Exercise task: Return all of the lines below exactly as they are.

Provided records:
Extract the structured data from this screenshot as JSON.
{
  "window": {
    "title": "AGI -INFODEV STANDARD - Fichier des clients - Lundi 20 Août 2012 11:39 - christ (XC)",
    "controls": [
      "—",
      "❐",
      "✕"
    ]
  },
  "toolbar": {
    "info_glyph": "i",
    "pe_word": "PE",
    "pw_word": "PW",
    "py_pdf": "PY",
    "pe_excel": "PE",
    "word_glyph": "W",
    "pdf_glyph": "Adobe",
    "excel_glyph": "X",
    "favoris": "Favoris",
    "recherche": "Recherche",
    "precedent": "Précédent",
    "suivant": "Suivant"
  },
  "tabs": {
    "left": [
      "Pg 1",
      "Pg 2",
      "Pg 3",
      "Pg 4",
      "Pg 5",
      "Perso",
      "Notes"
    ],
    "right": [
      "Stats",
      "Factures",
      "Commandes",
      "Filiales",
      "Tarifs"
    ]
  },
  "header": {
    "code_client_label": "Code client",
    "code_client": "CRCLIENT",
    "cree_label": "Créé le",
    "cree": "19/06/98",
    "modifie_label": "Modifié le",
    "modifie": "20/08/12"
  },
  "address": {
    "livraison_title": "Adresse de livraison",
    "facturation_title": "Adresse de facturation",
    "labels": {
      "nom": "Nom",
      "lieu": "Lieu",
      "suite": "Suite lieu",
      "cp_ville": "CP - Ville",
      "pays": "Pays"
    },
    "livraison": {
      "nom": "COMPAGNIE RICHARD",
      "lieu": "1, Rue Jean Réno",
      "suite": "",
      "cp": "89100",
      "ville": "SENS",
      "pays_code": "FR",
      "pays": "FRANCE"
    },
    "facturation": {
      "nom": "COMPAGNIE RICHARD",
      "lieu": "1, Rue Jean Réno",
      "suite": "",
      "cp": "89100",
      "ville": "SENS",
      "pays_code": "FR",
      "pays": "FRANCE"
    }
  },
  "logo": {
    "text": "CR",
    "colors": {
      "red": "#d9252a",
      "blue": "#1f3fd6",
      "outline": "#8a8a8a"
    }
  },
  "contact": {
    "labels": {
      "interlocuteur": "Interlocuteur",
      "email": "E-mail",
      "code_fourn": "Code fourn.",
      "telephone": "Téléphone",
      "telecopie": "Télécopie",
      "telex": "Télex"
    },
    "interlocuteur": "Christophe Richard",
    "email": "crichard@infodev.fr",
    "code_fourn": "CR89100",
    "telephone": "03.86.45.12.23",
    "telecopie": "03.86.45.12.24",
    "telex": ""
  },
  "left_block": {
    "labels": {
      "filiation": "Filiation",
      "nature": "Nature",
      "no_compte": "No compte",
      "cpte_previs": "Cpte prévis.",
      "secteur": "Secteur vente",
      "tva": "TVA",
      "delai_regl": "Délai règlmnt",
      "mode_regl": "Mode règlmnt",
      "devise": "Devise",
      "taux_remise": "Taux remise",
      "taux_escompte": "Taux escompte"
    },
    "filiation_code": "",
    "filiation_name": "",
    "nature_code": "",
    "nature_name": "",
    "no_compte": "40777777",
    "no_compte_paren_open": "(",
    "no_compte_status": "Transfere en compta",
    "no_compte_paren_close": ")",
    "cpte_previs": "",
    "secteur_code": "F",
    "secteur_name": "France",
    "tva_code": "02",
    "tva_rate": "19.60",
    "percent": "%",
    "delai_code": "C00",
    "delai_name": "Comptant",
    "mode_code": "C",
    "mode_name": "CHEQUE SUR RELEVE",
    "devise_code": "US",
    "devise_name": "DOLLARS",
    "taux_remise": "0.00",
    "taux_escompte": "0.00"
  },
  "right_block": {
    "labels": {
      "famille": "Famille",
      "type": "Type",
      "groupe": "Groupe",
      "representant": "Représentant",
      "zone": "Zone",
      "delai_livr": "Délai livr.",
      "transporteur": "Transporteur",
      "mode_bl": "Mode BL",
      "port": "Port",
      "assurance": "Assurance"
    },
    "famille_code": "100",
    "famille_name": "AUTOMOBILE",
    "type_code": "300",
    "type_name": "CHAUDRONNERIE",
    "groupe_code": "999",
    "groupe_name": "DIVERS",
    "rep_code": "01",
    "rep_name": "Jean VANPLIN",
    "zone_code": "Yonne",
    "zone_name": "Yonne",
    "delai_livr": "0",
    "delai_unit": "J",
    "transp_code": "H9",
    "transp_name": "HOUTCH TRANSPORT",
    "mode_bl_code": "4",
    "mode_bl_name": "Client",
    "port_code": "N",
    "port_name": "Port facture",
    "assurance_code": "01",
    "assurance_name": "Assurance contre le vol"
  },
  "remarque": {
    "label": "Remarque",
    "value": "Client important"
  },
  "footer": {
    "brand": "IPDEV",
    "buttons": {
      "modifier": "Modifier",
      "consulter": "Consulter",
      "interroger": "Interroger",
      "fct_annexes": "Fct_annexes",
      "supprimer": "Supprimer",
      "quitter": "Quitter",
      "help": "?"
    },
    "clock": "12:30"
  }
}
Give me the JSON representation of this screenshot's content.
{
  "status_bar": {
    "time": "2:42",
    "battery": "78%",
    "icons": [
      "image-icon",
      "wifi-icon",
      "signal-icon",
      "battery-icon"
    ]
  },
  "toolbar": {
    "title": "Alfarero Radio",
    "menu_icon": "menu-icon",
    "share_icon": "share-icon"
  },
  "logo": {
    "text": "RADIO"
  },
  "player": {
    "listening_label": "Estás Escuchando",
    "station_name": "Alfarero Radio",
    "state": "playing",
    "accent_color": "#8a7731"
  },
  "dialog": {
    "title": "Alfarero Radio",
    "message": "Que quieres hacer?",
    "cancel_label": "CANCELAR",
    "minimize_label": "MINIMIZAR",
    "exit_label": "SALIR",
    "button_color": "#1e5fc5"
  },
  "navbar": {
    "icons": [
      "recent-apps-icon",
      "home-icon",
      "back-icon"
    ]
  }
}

Response to the task:
Extract the structured data from this screenshot as JSON.
{
  "window": {
    "title": "AGI -INFODEV STANDARD - Fichier des clients - Lundi 20 Août 2012 11:39 - christ (XC)",
    "controls": [
      "—",
      "❐",
      "✕"
    ]
  },
  "toolbar": {
    "info_glyph": "i",
    "pe_word": "PE",
    "pw_word": "PW",
    "py_pdf": "PY",
    "pe_excel": "PE",
    "word_glyph": "W",
    "pdf_glyph": "Adobe",
    "excel_glyph": "X",
    "favoris": "Favoris",
    "recherche": "Recherche",
    "precedent": "Précédent",
    "suivant": "Suivant"
  },
  "tabs": {
    "left": [
      "Pg 1",
      "Pg 2",
      "Pg 3",
      "Pg 4",
      "Pg 5",
      "Perso",
      "Notes"
    ],
    "right": [
      "Stats",
      "Factures",
      "Commandes",
      "Filiales",
      "Tarifs"
    ]
  },
  "header": {
    "code_client_label": "Code client",
    "code_client": "CRCLIENT",
    "cree_label": "Créé le",
    "cree": "19/06/98",
    "modifie_label": "Modifié le",
    "modifie": "20/08/12"
  },
  "address": {
    "livraison_title": "Adresse de livraison",
    "facturation_title": "Adresse de facturation",
    "labels": {
      "nom": "Nom",
      "lieu": "Lieu",
      "suite": "Suite lieu",
      "cp_ville": "CP - Ville",
      "pays": "Pays"
    },
    "livraison": {
      "nom": "COMPAGNIE RICHARD",
      "lieu": "1, Rue Jean Réno",
      "suite": "",
      "cp": "89100",
      "ville": "SENS",
      "pays_code": "FR",
      "pays": "FRANCE"
    },
    "facturation": {
      "nom": "COMPAGNIE RICHARD",
      "lieu": "1, Rue Jean Réno",
      "suite": "",
      "cp": "89100",
      "ville": "SENS",
      "pays_code": "FR",
      "pays": "FRANCE"
    }
  },
  "logo": {
    "text": "CR",
    "colors": {
      "red": "#d9252a",
      "blue": "#1f3fd6",
      "outline": "#8a8a8a"
    }
  },
  "contact": {
    "labels": {
      "interlocuteur": "Interlocuteur",
      "email": "E-mail",
      "code_fourn": "Code fourn.",
      "telephone": "Téléphone",
      "telecopie": "Télécopie",
      "telex": "Télex"
    },
    "interlocuteur": "Christophe Richard",
    "email": "crichard@infodev.fr",
    "code_fourn": "CR89100",
    "telephone": "03.86.45.12.23",
    "telecopie": "03.86.45.12.24",
    "telex": ""
  },
  "left_block": {
    "labels": {
      "filiation": "Filiation",
      "nature": "Nature",
      "no_compte": "No compte",
      "cpte_previs": "Cpte prévis.",
      "secteur": "Secteur vente",
      "tva": "TVA",
      "delai_regl": "Délai règlmnt",
      "mode_regl": "Mode règlmnt",
      "devise": "Devise",
      "taux_remise": "Taux remise",
      "taux_escompte": "Taux escompte"
    },
    "filiation_code": "",
    "filiation_name": "",
    "nature_code": "",
    "nature_name": "",
    "no_compte": "40777777",
    "no_compte_paren_open": "(",
    "no_compte_status": "Transfere en compta",
    "no_compte_paren_close": ")",
    "cpte_previs": "",
    "secteur_code": "F",
    "secteur_name": "France",
    "tva_code": "02",
    "tva_rate": "19.60",
    "percent": "%",
    "delai_code": "C00",
    "delai_name": "Comptant",
    "mode_code": "C",
    "mode_name": "CHEQUE SUR RELEVE",
    "devise_code": "US",
    "devise_name": "DOLLARS",
    "taux_remise": "0.00",
    "taux_escompte": "0.00"
  },
  "right_block": {
    "labels": {
      "famille": "Famille",
      "type": "Type",
      "groupe": "Groupe",
      "representant": "Représentant",
      "zone": "Zone",
      "delai_livr": "Délai livr.",
      "transporteur": "Transporteur",
      "mode_bl": "Mode BL",
      "port": "Port",
      "assurance": "Assurance"
    },
    "famille_code": "100",
    "famille_name": "AUTOMOBILE",
    "type_code": "300",
    "type_name": "CHAUDRONNERIE",
    "groupe_code": "999",
    "groupe_name": "DIVERS",
    "rep_code": "01",
    "rep_name": "Jean VANPLIN",
    "zone_code": "Yonne",
    "zone_name": "Yonne",
    "delai_livr": "0",
    "delai_unit": "J",
    "transp_code": "H9",
    "transp_name": "HOUTCH TRANSPORT",
    "mode_bl_code": "4",
    "mode_bl_name": "Client",
    "port_code": "N",
    "port_name": "Port facture",
    "assurance_code": "01",
    "assurance_name": "Assurance contre le vol"
  },
  "remarque": {
    "label": "Remarque",
    "value": "Client important"
  },
  "footer": {
    "brand": "IPDEV",
    "buttons": {
      "modifier": "Modifier",
      "consulter": "Consulter",
      "interroger": "Interroger",
      "fct_annexes": "Fct_annexes",
      "supprimer": "Supprimer",
      "quitter": "Quitter",
      "help": "?"
    },
    "clock": "12:30"
  }
}
Give me the JSON representation of this screenshot's content.
{
  "status_bar": {
    "time": "2:42",
    "battery": "78%",
    "icons": [
      "image-icon",
      "wifi-icon",
      "signal-icon",
      "battery-icon"
    ]
  },
  "toolbar": {
    "title": "Alfarero Radio",
    "menu_icon": "menu-icon",
    "share_icon": "share-icon"
  },
  "logo": {
    "text": "RADIO"
  },
  "player": {
    "listening_label": "Estás Escuchando",
    "station_name": "Alfarero Radio",
    "state": "playing",
    "accent_color": "#8a7731"
  },
  "dialog": {
    "title": "Alfarero Radio",
    "message": "Que quieres hacer?",
    "cancel_label": "CANCELAR",
    "minimize_label": "MINIMIZAR",
    "exit_label": "SALIR",
    "button_color": "#1e5fc5"
  },
  "navbar": {
    "icons": [
      "recent-apps-icon",
      "home-icon",
      "back-icon"
    ]
  }
}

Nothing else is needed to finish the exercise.